Copy out every line that contains the word "mail".

• [Available data]
* Start *

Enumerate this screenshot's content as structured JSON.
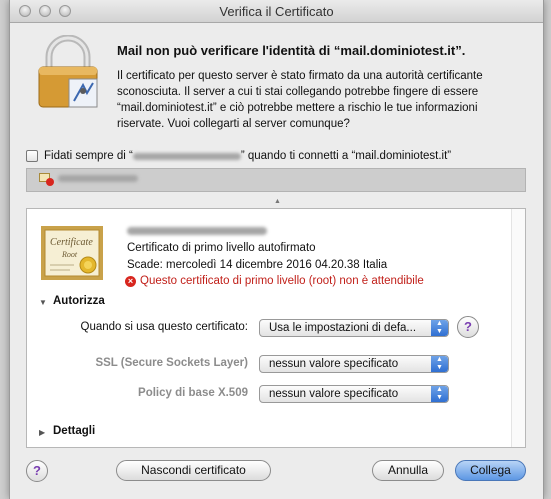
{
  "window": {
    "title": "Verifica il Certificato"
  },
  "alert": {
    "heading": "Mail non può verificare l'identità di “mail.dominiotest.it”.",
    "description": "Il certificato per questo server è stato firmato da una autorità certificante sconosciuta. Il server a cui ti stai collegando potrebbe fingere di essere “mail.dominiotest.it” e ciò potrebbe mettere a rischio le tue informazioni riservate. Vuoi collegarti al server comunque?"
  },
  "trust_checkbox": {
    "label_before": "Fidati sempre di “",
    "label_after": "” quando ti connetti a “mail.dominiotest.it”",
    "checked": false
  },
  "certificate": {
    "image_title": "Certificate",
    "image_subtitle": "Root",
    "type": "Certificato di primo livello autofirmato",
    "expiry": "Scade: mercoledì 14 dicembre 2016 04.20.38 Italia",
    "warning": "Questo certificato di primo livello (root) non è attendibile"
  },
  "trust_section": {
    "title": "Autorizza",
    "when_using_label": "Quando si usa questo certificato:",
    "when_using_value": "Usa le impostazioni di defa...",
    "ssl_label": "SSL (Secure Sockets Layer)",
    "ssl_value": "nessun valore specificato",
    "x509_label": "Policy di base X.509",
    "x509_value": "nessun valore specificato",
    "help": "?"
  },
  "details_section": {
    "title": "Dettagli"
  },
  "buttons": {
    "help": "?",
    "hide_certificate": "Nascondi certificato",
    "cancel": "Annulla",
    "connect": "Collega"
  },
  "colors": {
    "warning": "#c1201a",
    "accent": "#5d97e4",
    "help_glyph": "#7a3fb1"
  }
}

* End *
* Start *

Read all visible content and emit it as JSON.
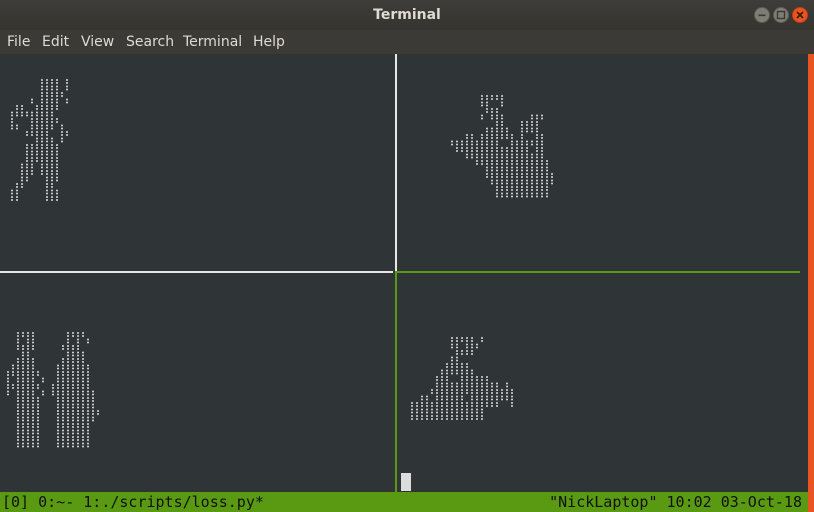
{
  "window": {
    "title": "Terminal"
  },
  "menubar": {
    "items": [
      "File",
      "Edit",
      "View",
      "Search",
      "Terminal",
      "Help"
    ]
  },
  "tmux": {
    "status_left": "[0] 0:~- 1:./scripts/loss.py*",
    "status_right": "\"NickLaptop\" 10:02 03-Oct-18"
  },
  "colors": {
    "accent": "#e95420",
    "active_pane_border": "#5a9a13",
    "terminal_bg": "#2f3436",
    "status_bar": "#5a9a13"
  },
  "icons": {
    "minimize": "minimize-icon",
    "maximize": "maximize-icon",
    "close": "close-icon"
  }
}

* End *

• [Solved exercise]
    "heading": "Mail non può verificare l'identità di “mail.dominiotest.it”.",
    "description": "Il certificato per questo server è stato firmato da una autorità certificante sconosciuta. Il server a cui ti stai collegando potrebbe fingere di essere “mail.dominiotest.it” e ciò potrebbe mettere a rischio le tue informazioni riservate. Vuoi collegarti al server comunque?"
    "label_after": "” quando ti connetti a “mail.dominiotest.it”",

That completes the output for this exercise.